== Records for the task ==

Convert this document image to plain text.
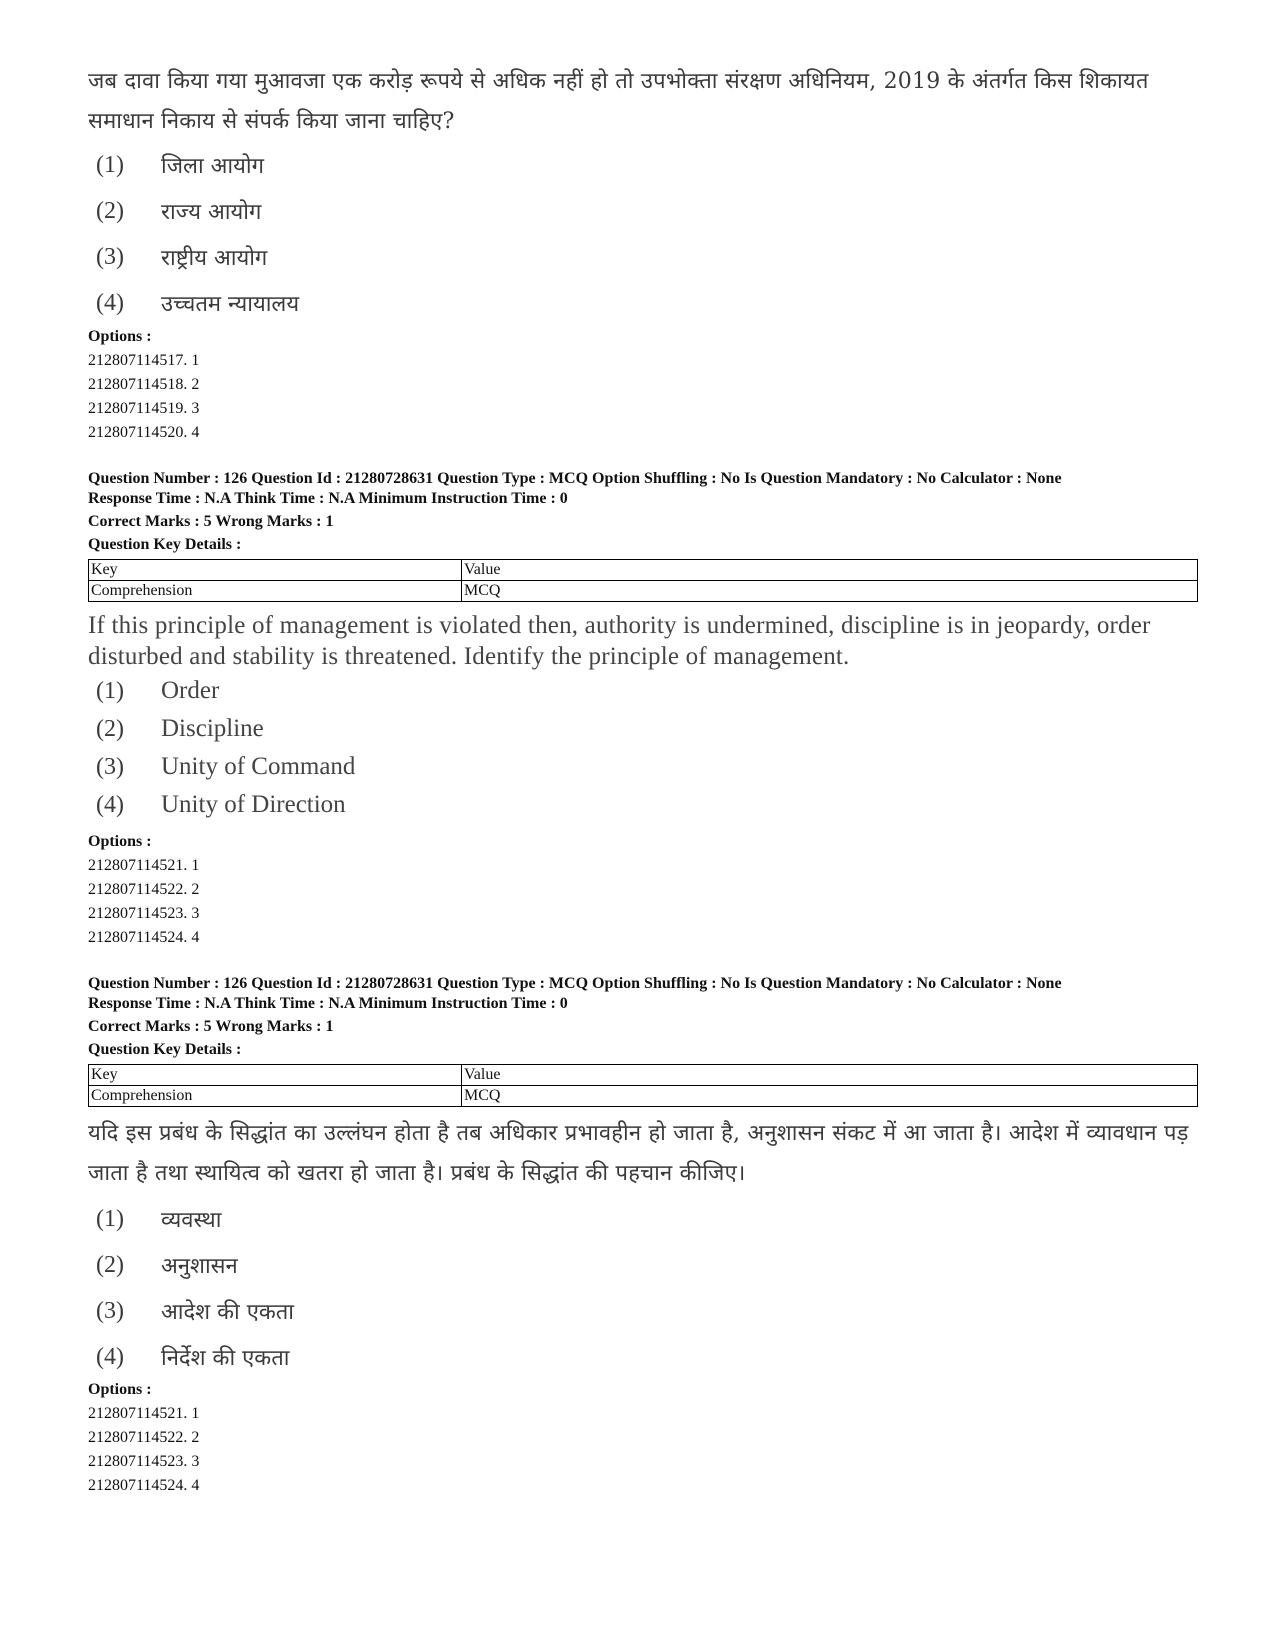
जब दावा किया गया मुआवजा एक करोड़ रूपये से अधिक नहीं हो तो उपभोक्ता संरक्षण अधिनियम, 2019 के अंतर्गत किस शिकायत समाधान निकाय से संपर्क किया जाना चाहिए?

(1)	जिला आयोग
(2)	राज्य आयोग
(3)	राष्ट्रीय आयोग
(4)	उच्चतम न्यायालय

Options :

212807114517. 1

212807114518. 2

212807114519. 3

212807114520. 4

Question Number : 126 Question Id : 21280728631 Question Type : MCQ Option Shuffling : No Is Question Mandatory : No Calculator : None

Response Time : N.A Think Time : N.A Minimum Instruction Time : 0

Correct Marks : 5 Wrong Marks : 1

Question Key Details :

Key	Value
Comprehension	MCQ

If this principle of management is violated then, authority is undermined, discipline is in jeopardy, order disturbed and stability is threatened. Identify the principle of management.

(1)	Order
(2)	Discipline
(3)	Unity of Command
(4)	Unity of Direction

Options :

212807114521. 1

212807114522. 2

212807114523. 3

212807114524. 4

Question Number : 126 Question Id : 21280728631 Question Type : MCQ Option Shuffling : No Is Question Mandatory : No Calculator : None

Response Time : N.A Think Time : N.A Minimum Instruction Time : 0

Correct Marks : 5 Wrong Marks : 1

Question Key Details :

Key	Value
Comprehension	MCQ

यदि इस प्रबंध के सिद्धांत का उल्लंघन होता है तब अधिकार प्रभावहीन हो जाता है, अनुशासन संकट में आ जाता है। आदेश में व्यावधान पड़ जाता है तथा स्थायित्व को खतरा हो जाता है। प्रबंध के सिद्धांत की पहचान कीजिए।

(1)	व्यवस्था
(2)	अनुशासन
(3)	आदेश की एकता
(4)	निर्देश की एकता

Options :

212807114521. 1

212807114522. 2

212807114523. 3

212807114524. 4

===

Direction: Transcribe all entries above exactly. Drop the pictures.

Reply to the exercise:
Convert this document image to plain text.
जब दावा किया गया मुआवजा एक करोड़ रूपये से अधिक नहीं हो तो उपभोक्ता संरक्षण अधिनियम, 2019 के अंतर्गत किस शिकायत समाधान निकाय से संपर्क किया जाना चाहिए?

(1)	जिला आयोग
(2)	राज्य आयोग
(3)	राष्ट्रीय आयोग
(4)	उच्चतम न्यायालय

Options :

212807114517. 1

212807114518. 2

212807114519. 3

212807114520. 4

Question Number : 126 Question Id : 21280728631 Question Type : MCQ Option Shuffling : No Is Question Mandatory : No Calculator : None

Response Time : N.A Think Time : N.A Minimum Instruction Time : 0

Correct Marks : 5 Wrong Marks : 1

Question Key Details :

Key	Value
Comprehension	MCQ

If this principle of management is violated then, authority is undermined, discipline is in jeopardy, order disturbed and stability is threatened. Identify the principle of management.

(1)	Order
(2)	Discipline
(3)	Unity of Command
(4)	Unity of Direction

Options :

212807114521. 1

212807114522. 2

212807114523. 3

212807114524. 4

Question Number : 126 Question Id : 21280728631 Question Type : MCQ Option Shuffling : No Is Question Mandatory : No Calculator : None

Response Time : N.A Think Time : N.A Minimum Instruction Time : 0

Correct Marks : 5 Wrong Marks : 1

Question Key Details :

Key	Value
Comprehension	MCQ

यदि इस प्रबंध के सिद्धांत का उल्लंघन होता है तब अधिकार प्रभावहीन हो जाता है, अनुशासन संकट में आ जाता है। आदेश में व्यावधान पड़ जाता है तथा स्थायित्व को खतरा हो जाता है। प्रबंध के सिद्धांत की पहचान कीजिए।

(1)	व्यवस्था
(2)	अनुशासन
(3)	आदेश की एकता
(4)	निर्देश की एकता

Options :

212807114521. 1

212807114522. 2

212807114523. 3

212807114524. 4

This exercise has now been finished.